[Start of EXTRACTED DATA]
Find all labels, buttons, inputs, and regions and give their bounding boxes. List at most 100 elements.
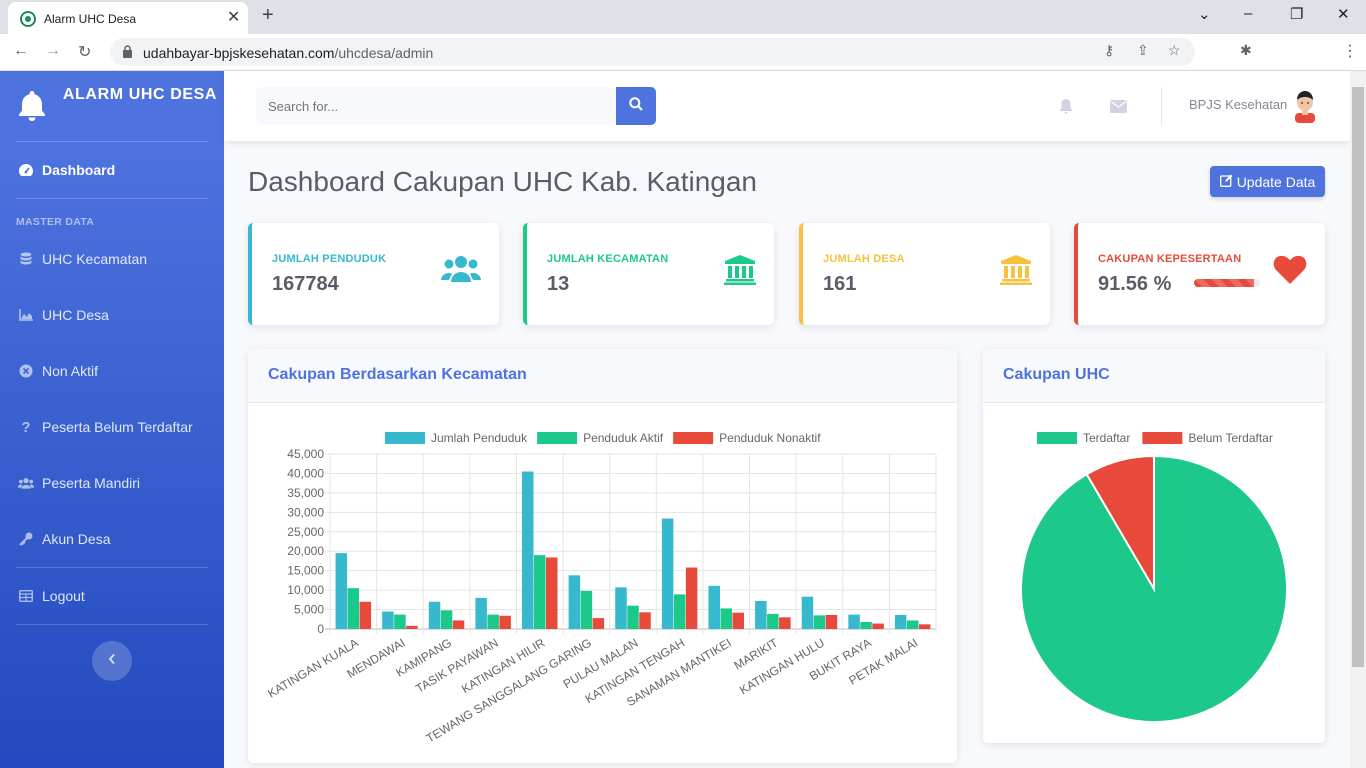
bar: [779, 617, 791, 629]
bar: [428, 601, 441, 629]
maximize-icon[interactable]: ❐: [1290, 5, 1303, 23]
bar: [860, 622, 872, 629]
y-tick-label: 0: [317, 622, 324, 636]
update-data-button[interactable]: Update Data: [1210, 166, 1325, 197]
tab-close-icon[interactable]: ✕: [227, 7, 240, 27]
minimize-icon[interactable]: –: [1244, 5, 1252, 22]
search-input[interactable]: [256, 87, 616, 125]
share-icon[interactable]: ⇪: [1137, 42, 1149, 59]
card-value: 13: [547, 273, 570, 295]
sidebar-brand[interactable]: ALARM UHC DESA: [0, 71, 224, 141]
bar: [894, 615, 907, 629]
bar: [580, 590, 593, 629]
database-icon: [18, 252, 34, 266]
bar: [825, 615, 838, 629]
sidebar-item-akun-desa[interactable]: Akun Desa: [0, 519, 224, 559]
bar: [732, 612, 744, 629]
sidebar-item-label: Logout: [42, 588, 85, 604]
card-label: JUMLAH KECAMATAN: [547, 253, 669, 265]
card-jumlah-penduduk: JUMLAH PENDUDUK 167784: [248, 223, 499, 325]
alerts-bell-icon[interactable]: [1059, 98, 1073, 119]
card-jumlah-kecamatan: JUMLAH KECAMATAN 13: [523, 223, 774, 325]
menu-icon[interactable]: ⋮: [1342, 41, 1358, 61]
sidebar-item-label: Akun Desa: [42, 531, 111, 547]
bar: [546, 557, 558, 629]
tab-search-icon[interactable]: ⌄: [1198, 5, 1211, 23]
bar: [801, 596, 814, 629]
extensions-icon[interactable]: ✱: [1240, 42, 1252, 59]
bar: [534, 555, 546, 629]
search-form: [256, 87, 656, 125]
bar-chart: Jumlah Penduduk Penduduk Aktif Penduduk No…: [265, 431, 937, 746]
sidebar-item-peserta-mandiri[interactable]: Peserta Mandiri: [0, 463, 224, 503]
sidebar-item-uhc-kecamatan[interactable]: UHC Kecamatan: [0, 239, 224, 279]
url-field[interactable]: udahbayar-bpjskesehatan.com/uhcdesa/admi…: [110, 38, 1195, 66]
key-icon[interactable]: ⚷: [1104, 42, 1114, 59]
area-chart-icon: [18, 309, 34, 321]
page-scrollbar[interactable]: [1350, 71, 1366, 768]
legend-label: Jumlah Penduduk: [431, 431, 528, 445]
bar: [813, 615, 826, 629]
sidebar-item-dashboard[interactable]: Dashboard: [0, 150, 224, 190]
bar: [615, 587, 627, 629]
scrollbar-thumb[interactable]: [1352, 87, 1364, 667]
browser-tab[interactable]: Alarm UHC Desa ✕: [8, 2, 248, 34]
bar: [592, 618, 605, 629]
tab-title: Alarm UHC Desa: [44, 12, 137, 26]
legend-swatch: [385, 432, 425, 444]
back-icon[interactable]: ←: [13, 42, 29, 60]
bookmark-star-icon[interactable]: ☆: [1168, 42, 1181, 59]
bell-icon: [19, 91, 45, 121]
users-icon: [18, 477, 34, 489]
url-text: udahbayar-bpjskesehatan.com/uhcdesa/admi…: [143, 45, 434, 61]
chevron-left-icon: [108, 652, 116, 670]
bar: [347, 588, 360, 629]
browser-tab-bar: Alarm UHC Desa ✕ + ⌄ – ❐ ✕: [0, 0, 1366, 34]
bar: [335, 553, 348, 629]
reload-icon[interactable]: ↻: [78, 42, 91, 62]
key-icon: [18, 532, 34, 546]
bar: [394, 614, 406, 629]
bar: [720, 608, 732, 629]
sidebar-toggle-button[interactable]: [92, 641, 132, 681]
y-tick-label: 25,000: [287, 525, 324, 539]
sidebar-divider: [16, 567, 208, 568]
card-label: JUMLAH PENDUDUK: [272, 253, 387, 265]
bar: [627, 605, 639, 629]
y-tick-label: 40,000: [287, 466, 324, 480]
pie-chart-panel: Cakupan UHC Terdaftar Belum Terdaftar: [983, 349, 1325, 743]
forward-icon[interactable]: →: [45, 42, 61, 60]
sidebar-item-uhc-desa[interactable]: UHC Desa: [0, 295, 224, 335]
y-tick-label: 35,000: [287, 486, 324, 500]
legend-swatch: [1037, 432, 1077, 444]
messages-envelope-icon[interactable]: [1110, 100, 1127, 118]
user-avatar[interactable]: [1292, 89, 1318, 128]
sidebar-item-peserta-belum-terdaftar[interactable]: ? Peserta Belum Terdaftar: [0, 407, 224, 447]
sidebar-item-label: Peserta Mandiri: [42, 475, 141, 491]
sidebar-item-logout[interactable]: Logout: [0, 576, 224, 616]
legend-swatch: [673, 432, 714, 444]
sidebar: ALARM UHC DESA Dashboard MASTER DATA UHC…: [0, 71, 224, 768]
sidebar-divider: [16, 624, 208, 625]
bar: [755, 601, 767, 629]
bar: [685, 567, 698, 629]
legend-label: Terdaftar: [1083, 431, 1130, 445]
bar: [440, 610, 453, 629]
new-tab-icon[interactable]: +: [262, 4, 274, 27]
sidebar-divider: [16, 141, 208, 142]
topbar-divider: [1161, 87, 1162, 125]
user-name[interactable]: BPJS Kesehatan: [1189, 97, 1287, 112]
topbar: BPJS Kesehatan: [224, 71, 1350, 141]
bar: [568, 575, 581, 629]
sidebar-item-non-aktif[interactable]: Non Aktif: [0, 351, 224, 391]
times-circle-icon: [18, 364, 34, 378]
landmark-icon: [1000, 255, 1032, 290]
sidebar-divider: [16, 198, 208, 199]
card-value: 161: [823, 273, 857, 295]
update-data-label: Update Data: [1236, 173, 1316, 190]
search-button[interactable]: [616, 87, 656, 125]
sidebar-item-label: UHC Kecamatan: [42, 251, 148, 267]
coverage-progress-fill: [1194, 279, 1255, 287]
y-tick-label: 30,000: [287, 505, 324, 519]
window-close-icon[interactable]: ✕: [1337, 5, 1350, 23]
[End of EXTRACTED DATA]
[Start of EXTRACTED DATA]
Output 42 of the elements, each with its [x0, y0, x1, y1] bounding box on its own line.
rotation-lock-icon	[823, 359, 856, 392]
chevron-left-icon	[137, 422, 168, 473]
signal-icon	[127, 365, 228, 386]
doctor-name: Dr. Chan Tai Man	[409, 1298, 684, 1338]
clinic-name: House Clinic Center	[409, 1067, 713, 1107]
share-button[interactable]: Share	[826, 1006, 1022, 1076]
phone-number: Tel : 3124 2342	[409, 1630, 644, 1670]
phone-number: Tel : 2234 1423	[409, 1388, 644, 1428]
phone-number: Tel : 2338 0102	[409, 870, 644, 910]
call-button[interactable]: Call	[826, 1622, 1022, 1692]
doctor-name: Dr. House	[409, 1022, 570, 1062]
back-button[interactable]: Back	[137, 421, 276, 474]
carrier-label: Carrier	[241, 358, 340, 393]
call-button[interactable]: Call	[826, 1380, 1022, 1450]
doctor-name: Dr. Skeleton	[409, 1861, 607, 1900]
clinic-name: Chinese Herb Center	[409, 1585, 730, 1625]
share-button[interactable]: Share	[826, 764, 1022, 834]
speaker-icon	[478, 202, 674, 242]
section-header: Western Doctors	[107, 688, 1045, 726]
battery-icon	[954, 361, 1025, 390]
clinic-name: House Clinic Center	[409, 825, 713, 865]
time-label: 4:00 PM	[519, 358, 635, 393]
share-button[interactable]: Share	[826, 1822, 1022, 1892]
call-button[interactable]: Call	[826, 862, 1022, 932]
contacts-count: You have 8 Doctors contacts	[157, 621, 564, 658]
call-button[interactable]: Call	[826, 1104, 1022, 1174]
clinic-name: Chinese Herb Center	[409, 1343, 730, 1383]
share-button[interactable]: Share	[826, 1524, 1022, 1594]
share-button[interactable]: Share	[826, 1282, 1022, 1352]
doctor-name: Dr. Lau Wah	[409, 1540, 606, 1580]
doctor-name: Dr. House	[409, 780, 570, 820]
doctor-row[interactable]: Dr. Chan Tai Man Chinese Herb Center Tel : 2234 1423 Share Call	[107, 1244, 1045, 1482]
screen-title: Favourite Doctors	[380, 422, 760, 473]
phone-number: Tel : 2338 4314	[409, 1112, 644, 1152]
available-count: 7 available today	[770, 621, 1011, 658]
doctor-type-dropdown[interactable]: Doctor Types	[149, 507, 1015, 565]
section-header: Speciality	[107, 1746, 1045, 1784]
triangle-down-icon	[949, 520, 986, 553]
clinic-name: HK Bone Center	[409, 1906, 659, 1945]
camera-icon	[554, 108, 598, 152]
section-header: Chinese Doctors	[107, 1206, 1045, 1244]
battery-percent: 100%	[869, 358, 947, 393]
[End of EXTRACTED DATA]
* **WRITTEN EXERCISE**:
Switch "Dr." to "Doctor" in the part of the items that opens with the line containing "Output 42 of" and closes with the line containing "1585, 730, 1625]", and give those lines again with everything else unchanged.

* **SOLUTION FOR THIS EXERCISE**:
Output 42 of the elements, each with its [x0, y0, x1, y1] bounding box on its own line.
rotation-lock-icon	[823, 359, 856, 392]
chevron-left-icon	[137, 422, 168, 473]
signal-icon	[127, 365, 228, 386]
doctor-name: Doctor Chan Tai Man	[409, 1298, 684, 1338]
clinic-name: House Clinic Center	[409, 1067, 713, 1107]
share-button[interactable]: Share	[826, 1006, 1022, 1076]
phone-number: Tel : 3124 2342	[409, 1630, 644, 1670]
phone-number: Tel : 2234 1423	[409, 1388, 644, 1428]
phone-number: Tel : 2338 0102	[409, 870, 644, 910]
call-button[interactable]: Call	[826, 1622, 1022, 1692]
doctor-name: Doctor House	[409, 1022, 570, 1062]
back-button[interactable]: Back	[137, 421, 276, 474]
carrier-label: Carrier	[241, 358, 340, 393]
call-button[interactable]: Call	[826, 1380, 1022, 1450]
doctor-name: Doctor Skeleton	[409, 1861, 607, 1900]
clinic-name: Chinese Herb Center	[409, 1585, 730, 1625]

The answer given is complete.